## What you should do
Identify every line in the records below that contains the word "ylabel", and copy each of those lines.

## Information shown
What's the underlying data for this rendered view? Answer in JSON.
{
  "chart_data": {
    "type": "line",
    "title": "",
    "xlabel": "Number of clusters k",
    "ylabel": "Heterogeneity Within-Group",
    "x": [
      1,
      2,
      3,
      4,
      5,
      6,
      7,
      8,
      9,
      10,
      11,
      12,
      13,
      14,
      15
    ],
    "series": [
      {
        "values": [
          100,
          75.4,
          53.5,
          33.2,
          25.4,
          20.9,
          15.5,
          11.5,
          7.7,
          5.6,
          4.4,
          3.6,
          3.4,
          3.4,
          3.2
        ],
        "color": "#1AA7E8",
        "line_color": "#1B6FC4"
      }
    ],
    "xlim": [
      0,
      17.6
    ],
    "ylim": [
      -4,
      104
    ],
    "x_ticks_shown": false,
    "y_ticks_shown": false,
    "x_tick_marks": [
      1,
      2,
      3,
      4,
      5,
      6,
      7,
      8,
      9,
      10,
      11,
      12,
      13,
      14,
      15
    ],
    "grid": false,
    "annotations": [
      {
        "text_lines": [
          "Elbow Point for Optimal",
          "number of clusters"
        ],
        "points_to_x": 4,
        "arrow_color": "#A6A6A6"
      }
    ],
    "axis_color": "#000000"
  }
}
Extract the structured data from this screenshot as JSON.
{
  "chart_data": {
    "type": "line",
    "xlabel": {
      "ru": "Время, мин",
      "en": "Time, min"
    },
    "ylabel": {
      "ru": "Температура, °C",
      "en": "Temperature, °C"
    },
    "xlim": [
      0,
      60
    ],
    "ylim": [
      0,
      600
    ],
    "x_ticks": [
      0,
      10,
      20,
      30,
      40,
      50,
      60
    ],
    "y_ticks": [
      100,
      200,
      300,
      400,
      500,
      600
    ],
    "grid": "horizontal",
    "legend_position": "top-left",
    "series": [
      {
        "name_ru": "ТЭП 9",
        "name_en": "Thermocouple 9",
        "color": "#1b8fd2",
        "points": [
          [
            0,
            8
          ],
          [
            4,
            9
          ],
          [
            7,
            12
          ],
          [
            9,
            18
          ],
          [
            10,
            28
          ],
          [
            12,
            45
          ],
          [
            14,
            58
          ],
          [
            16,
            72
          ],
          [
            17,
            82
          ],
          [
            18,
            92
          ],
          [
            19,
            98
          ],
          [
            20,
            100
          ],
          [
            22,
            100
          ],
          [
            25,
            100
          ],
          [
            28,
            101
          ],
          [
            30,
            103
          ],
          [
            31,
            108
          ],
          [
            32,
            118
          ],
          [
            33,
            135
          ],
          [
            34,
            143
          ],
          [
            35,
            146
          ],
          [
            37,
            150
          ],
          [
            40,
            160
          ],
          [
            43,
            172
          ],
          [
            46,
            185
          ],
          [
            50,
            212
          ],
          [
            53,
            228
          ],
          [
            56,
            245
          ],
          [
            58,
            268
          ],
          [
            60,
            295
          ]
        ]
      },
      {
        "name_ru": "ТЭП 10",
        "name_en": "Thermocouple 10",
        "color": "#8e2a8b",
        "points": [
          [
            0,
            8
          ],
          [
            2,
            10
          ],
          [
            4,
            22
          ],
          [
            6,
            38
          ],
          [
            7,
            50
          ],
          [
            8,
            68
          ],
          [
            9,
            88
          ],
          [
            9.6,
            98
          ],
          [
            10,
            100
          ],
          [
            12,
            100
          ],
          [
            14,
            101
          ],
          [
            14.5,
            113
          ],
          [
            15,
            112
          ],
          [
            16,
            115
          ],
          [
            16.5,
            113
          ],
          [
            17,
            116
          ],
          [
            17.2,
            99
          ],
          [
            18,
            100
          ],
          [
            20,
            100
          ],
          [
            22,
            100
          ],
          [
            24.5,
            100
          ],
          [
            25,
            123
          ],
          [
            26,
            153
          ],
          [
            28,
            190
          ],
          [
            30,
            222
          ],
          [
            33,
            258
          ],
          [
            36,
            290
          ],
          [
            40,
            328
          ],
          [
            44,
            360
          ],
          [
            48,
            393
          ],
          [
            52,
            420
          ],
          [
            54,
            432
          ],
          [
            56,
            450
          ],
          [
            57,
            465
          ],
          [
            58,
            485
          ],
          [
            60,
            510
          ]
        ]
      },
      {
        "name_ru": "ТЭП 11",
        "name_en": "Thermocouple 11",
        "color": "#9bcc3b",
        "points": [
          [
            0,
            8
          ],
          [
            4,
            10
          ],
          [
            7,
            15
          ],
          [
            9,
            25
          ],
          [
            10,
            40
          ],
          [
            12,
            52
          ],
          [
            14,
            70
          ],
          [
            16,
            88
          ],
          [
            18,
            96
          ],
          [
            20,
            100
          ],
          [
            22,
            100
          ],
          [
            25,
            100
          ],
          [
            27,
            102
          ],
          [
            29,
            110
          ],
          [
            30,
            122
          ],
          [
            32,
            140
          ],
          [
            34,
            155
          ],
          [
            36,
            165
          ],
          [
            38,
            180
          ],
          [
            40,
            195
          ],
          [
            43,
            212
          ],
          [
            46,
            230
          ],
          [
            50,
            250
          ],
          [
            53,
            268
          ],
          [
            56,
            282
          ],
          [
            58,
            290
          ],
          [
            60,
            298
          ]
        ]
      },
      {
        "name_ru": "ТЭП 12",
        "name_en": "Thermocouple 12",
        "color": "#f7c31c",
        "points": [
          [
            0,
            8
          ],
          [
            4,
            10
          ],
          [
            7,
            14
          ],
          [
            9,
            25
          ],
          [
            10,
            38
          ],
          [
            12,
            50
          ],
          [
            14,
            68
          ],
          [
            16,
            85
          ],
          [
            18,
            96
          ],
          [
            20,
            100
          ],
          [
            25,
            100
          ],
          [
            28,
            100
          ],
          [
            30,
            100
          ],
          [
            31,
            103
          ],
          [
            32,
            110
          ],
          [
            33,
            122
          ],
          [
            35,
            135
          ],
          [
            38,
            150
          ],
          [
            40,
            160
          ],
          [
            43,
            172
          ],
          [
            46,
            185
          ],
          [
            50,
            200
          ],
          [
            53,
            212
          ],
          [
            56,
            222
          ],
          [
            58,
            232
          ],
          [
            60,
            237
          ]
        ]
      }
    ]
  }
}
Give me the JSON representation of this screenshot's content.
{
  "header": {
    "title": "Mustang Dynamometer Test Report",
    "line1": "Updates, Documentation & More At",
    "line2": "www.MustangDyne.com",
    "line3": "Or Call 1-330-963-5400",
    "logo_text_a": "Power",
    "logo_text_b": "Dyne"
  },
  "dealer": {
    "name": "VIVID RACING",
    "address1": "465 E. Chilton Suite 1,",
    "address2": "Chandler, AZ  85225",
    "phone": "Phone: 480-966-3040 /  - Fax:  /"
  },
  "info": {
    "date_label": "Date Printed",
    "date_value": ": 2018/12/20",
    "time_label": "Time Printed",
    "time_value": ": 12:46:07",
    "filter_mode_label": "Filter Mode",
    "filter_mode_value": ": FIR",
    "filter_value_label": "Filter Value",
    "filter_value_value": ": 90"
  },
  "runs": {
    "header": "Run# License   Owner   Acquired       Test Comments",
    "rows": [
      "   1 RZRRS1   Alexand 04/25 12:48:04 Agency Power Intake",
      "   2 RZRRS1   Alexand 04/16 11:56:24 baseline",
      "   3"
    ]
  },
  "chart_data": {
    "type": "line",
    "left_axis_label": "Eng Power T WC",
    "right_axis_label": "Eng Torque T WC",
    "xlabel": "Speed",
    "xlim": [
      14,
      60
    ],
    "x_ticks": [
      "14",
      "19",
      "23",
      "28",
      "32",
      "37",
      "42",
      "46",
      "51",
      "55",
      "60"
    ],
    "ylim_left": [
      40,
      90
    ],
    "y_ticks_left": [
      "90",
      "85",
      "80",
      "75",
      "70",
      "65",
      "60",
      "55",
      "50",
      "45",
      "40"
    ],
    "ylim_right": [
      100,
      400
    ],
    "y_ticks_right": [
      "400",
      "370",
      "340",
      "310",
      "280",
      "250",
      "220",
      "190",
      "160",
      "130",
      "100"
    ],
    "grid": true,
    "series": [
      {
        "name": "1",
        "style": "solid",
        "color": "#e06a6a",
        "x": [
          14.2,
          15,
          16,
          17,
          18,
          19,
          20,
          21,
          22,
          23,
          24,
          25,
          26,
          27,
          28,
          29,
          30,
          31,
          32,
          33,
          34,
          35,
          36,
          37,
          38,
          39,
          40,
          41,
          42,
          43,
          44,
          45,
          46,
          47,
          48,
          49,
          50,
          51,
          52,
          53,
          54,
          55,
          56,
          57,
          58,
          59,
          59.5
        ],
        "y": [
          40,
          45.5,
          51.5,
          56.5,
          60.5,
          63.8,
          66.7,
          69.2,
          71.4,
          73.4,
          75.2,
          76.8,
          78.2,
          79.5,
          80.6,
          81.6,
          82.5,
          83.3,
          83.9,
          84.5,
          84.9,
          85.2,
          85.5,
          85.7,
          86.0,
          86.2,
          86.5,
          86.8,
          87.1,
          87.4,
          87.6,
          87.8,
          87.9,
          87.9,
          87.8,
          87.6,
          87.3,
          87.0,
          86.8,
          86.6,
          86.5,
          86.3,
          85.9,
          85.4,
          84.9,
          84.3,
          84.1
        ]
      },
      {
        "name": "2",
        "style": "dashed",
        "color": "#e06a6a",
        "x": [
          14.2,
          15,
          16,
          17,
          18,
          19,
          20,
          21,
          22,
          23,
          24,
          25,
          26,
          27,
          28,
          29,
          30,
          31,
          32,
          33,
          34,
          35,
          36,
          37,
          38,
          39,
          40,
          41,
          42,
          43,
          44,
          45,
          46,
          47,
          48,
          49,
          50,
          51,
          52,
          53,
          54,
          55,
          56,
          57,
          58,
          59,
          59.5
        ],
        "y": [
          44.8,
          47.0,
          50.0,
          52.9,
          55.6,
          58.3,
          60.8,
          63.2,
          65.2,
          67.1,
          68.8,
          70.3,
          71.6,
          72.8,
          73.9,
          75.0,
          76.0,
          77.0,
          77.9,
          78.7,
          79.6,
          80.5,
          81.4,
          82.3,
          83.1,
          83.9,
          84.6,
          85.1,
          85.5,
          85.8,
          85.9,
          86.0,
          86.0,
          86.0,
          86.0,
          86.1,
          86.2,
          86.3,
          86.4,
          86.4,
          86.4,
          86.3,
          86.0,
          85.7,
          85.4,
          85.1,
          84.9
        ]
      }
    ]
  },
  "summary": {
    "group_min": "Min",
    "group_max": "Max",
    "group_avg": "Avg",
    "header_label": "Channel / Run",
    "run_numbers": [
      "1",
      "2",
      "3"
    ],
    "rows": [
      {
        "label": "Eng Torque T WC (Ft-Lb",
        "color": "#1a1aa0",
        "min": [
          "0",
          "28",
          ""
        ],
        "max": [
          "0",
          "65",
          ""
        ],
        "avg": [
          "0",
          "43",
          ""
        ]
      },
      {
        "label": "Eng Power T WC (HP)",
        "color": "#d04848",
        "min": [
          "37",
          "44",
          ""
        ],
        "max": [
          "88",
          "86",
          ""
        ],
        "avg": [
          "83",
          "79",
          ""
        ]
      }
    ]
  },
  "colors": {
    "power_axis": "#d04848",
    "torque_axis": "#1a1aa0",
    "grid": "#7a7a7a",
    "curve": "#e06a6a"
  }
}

## Finished task
    "ylabel": "Heterogeneity Within-Group",
    "ylabel": {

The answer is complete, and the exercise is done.